=== YOUR GOAL ===
For this exercise, copy out each line of the material below that includes "עצימה".

=== SUPPLIED RECORDS ===
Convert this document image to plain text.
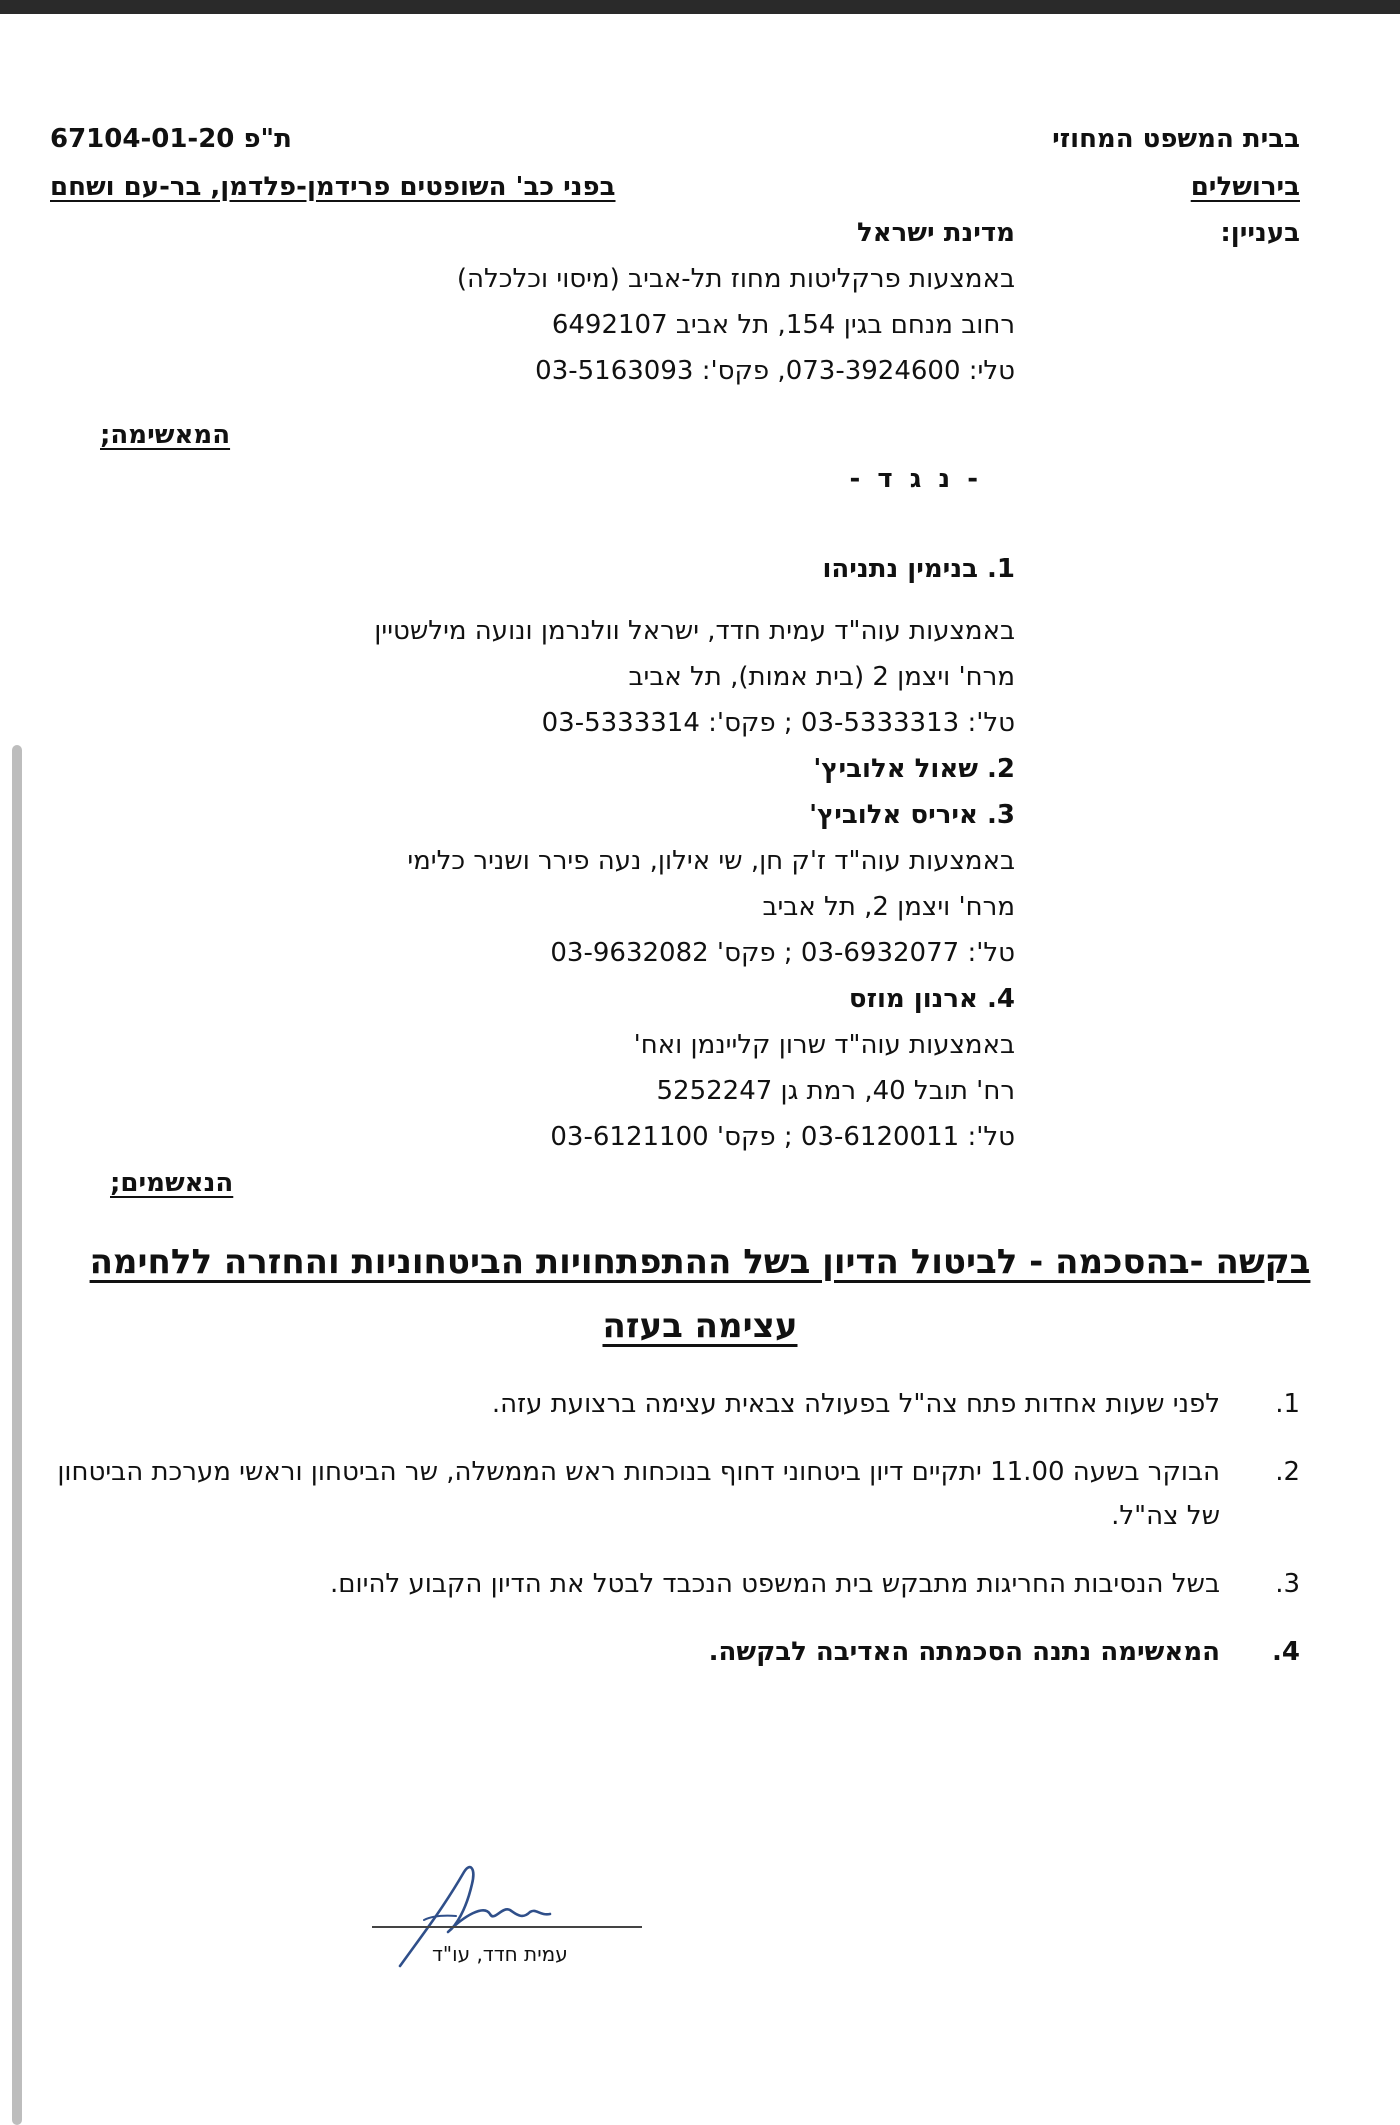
בבית המשפט המחוזי
בירושלים
ת"פ 67104-01-20
בפני כב' השופטים פרידמן-פלדמן, בר-עם ושחם
בעניין:
מדינת ישראל
באמצעות פרקליטות מחוז תל-אביב (מיסוי וכלכלה)
רחוב מנחם בגין 154, תל אביב 6492107
טלי: 073-3924600, פקס': 03-5163093
המאשימה;
- נ ג ד -
1. בנימין נתניהו
באמצעות עוה"ד עמית חדד, ישראל וולנרמן ונועה מילשטיין
מרח' ויצמן 2 (בית אמות), תל אביב
טל': 03-5333313 ; פקס': 03-5333314
2. שאול אלוביץ'
3. איריס אלוביץ'
באמצעות עוה"ד ז'ק חן, שי אילון, נעה פירר ושניר כלימי
מרח' ויצמן 2, תל אביב
טל': 03-6932077 ; פקס' 03-9632082
4. ארנון מוזס
באמצעות עוה"ד שרון קליינמן ואח'
רח' תובל 40, רמת גן 5252247
טל': 03-6120011 ; פקס' 03-6121100
הנאשמים;
בקשה -בהסכמה - לביטול הדיון בשל ההתפתחויות הביטחוניות והחזרה ללחימה
עצימה בעזה
1.
לפני שעות אחדות פתח צה"ל בפעולה צבאית עצימה ברצועת עזה.
2.
הבוקר בשעה 11.00 יתקיים דיון ביטחוני דחוף בנוכחות ראש הממשלה, שר הביטחון וראשי מערכת הביטחון של צה"ל.
3.
בשל הנסיבות החריגות מתבקש בית המשפט הנכבד לבטל את הדיון הקבוע להיום.
4.
המאשימה נתנה הסכמתה האדיבה לבקשה.
עמית חדד, עו"ד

=== CORRECT OUTPUT ===
עצימה בעזה
לפני שעות אחדות פתח צה"ל בפעולה צבאית עצימה ברצועת עזה.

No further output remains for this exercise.